EXTRACTO DEL DOCUMENTO:
▶
ANÁLISIS CON DATOS CASEN: EN UN ESCENARIO DE MAYOR INFLACIÓN, 354.000 PERSONAS PODRÍAN CAER EN POBREZA

En tanto, en el escenario proyectado por el Banco Central para este año, la pobreza podría llegar a 12,2% y la extrema pobreza, a 4,7%.

El riesgo de caer en pobreza se asocia generalmente a la pérdida del empleo de uno de los integrantes del hogar o a enfermedades (por sus altos costos o por la imposibilidad de generar ingresos).

Sin embargo, también debemos considerar dentro de estos factores un considerable aumento del costo de la vida[1].

Tomando los datos de la última encuesta Casen (Casen en Pandemia 2020) buscamos ver qué hubiera pasado si los ingresos de los hogares se hubieran mantenido constantes y el costo de las necesidades básicas hubiera aumentado en torno a los niveles que hoy evidenciamos (este costo se mide a partir de la línea de la pobreza y pobreza extrema y el incremento a partir del alza de la inflación).
◀
LISTA DE TAREAS:
a – Según el análisis sobre pobreza e inflación, ¿por qué las enfermedades se asocian al riesgo de caer en pobreza? Responde en una o dos oraciones.
b – Reproduce tal cual el pasaje del análisis sobre pobreza e inflación que va desde "El riesgo de" hasta "de la vida[1].", ambos incluidos.
c – Enumera los factores que, según el análisis sobre pobreza e inflación, se deben considerar en el riesgo de caer en pobreza.

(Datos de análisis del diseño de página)
▶
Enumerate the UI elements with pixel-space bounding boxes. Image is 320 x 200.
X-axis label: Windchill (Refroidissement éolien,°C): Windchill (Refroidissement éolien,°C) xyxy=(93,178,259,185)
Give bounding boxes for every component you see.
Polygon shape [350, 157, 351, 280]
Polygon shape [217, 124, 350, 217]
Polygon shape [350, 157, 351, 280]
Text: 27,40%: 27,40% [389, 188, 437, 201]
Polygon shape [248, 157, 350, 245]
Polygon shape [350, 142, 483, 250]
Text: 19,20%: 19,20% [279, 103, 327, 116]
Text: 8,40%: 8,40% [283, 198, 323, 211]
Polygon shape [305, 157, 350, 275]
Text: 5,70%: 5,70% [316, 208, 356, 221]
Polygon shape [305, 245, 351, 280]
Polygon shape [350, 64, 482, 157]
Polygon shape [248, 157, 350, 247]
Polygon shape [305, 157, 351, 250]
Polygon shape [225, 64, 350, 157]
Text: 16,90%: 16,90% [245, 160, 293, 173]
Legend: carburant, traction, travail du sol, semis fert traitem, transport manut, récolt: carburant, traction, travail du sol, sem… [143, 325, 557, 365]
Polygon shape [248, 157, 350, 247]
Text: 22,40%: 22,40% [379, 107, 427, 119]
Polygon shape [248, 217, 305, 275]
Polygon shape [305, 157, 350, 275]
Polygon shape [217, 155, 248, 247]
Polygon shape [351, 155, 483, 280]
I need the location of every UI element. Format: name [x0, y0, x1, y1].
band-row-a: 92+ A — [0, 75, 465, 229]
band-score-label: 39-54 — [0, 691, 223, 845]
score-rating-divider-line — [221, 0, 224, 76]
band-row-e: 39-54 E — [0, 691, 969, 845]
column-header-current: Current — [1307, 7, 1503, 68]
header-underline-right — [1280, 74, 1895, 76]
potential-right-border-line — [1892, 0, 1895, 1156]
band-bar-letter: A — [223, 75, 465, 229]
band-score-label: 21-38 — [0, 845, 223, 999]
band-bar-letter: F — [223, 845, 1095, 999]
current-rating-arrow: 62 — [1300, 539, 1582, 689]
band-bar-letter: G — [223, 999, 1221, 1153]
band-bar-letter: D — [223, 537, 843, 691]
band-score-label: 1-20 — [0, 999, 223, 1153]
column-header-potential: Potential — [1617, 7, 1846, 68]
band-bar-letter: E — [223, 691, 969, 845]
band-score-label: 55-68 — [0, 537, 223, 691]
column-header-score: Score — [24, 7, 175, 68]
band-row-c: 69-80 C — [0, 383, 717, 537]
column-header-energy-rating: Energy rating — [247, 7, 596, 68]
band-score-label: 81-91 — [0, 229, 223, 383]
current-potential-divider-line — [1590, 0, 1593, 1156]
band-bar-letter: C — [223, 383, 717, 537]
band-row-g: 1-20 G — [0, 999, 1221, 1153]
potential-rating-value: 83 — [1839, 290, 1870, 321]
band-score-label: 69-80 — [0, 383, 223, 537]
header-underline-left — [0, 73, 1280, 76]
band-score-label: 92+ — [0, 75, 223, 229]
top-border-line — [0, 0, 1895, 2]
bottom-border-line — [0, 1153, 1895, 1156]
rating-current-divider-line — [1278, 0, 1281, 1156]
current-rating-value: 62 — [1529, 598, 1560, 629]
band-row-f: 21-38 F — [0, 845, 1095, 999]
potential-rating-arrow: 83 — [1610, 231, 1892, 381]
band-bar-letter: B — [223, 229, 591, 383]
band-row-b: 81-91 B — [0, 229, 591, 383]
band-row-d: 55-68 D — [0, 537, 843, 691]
◀
LISTA DE RESPUESTAS:
a – Las enfermedades se asocian al riesgo de caer en pobreza por sus altos costos o porque impiden generar ingresos.

b –
El riesgo de caer en pobreza se asocia generalmente a la pérdida del empleo de uno de los integrantes del hogar o a enfermedades (por sus altos costos o por la imposibilidad de generar ingresos).

Sin embargo, también debemos considerar dentro de estos factores un considerable aumento del costo de la vida[1].

c –
- La pérdida del empleo de uno de los integrantes del hogar
- Las enfermedades
- Un considerable aumento del costo de la vida